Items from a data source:

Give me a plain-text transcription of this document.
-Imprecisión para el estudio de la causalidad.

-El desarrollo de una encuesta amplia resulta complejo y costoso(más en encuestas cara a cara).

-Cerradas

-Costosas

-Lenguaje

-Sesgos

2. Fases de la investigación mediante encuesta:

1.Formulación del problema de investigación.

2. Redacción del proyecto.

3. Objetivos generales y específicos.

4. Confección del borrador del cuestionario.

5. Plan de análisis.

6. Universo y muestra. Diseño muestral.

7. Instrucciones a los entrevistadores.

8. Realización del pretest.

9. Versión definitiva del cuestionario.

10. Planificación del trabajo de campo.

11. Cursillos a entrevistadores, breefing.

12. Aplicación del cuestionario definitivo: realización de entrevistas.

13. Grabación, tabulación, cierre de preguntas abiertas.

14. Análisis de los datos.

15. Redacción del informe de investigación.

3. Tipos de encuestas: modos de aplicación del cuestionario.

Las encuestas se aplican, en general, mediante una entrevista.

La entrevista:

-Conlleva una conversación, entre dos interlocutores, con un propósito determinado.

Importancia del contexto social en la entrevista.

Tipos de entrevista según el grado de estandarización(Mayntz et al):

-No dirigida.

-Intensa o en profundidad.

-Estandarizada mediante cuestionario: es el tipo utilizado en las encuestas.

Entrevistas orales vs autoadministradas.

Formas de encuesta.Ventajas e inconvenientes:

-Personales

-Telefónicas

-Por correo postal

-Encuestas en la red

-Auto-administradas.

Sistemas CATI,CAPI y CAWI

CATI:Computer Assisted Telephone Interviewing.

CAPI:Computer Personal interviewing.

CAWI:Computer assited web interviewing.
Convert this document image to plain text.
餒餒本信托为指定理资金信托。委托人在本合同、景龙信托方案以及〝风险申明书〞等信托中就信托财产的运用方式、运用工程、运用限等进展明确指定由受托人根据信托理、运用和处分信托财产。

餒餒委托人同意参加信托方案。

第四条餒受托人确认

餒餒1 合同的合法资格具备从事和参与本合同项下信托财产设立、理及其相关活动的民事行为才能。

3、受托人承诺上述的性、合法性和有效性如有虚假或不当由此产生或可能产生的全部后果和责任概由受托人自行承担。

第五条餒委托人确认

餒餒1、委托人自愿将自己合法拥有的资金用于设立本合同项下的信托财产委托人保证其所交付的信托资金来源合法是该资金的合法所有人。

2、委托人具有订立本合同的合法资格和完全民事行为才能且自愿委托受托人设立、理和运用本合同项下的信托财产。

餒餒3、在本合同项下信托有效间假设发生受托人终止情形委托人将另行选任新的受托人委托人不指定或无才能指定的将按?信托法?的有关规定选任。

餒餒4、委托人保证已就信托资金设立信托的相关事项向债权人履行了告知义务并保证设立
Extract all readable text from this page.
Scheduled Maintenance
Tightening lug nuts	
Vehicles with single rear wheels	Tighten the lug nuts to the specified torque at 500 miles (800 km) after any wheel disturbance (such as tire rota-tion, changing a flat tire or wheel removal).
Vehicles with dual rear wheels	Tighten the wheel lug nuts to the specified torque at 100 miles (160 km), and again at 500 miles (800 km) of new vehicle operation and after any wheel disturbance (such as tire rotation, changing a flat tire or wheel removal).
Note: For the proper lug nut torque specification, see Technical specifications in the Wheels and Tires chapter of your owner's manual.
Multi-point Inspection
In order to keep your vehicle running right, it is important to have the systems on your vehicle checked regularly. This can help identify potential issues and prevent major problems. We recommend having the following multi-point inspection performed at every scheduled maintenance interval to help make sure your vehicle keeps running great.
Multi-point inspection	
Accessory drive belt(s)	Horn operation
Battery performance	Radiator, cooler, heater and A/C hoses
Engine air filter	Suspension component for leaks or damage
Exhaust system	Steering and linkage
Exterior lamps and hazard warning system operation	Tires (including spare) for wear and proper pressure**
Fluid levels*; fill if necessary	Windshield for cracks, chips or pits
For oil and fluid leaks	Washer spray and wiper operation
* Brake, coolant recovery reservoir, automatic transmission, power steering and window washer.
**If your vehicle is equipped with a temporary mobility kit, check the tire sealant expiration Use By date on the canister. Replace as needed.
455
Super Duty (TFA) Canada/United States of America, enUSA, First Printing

# Short problem
Look through the entries and find each line that has the string "mediante". Copy those lines.

# Reply to the exercise
2. Fases de la investigación mediante encuesta:
Las encuestas se aplican, en general, mediante una entrevista.
-Estandarizada mediante cuestionario: es el tipo utilizado en las encuestas.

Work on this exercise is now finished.